To be done: Every entry below should be printed exactly, without its images.

Input:
★ ★ ★ ★ ★ ★ ★
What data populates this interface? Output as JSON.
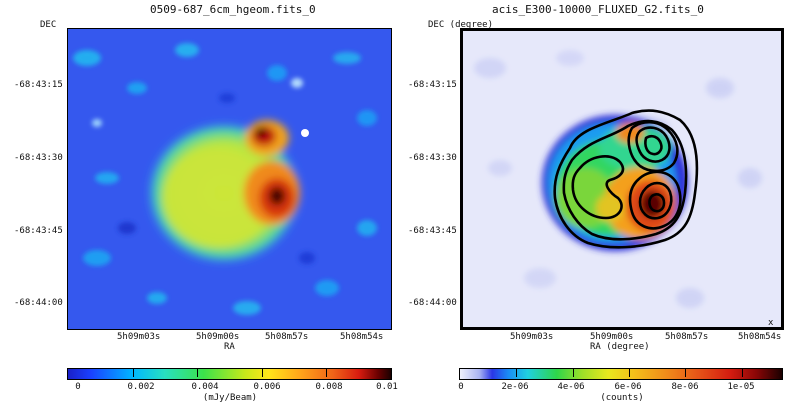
{
  "left_panel": {
    "title": "0509-687_6cm_hgeom.fits_0",
    "ylabel": "DEC",
    "xlabel": "RA",
    "dec_ticks": [
      "-68:43:15",
      "-68:43:30",
      "-68:43:45",
      "-68:44:00"
    ],
    "ra_ticks": [
      "5h09m03s",
      "5h09m00s",
      "5h08m57s",
      "5h08m54s"
    ],
    "colorbar": {
      "ticks": [
        "0",
        "0.002",
        "0.004",
        "0.006",
        "0.008",
        "0.01"
      ],
      "unit": "(mJy/Beam)",
      "scheme": "jet"
    }
  },
  "right_panel": {
    "title": "acis_E300-10000_FLUXED_G2.fits_0",
    "ylabel": "DEC (degree)",
    "xlabel": "RA (degree)",
    "dec_ticks": [
      "-68:43:15",
      "-68:43:30",
      "-68:43:45",
      "-68:44:00"
    ],
    "ra_ticks": [
      "5h09m03s",
      "5h09m00s",
      "5h08m57s",
      "5h08m54s"
    ],
    "colorbar": {
      "ticks": [
        "0",
        "2e-06",
        "4e-06",
        "6e-06",
        "8e-06",
        "1e-05"
      ],
      "unit": "(counts)",
      "scheme": "heat"
    },
    "contours": "on"
  }
}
★ ★ ★ ★ ★ ★ ★
The output:
What data populates this interface? Output as JSON.
{
  "left_panel": {
    "title": "0509-687_6cm_hgeom.fits_0",
    "ylabel": "DEC",
    "xlabel": "RA",
    "dec_ticks": [
      "-68:43:15",
      "-68:43:30",
      "-68:43:45",
      "-68:44:00"
    ],
    "ra_ticks": [
      "5h09m03s",
      "5h09m00s",
      "5h08m57s",
      "5h08m54s"
    ],
    "colorbar": {
      "ticks": [
        "0",
        "0.002",
        "0.004",
        "0.006",
        "0.008",
        "0.01"
      ],
      "unit": "(mJy/Beam)",
      "scheme": "jet"
    }
  },
  "right_panel": {
    "title": "acis_E300-10000_FLUXED_G2.fits_0",
    "ylabel": "DEC (degree)",
    "xlabel": "RA (degree)",
    "dec_ticks": [
      "-68:43:15",
      "-68:43:30",
      "-68:43:45",
      "-68:44:00"
    ],
    "ra_ticks": [
      "5h09m03s",
      "5h09m00s",
      "5h08m57s",
      "5h08m54s"
    ],
    "colorbar": {
      "ticks": [
        "0",
        "2e-06",
        "4e-06",
        "6e-06",
        "8e-06",
        "1e-05"
      ],
      "unit": "(counts)",
      "scheme": "heat"
    },
    "contours": "on"
  }
}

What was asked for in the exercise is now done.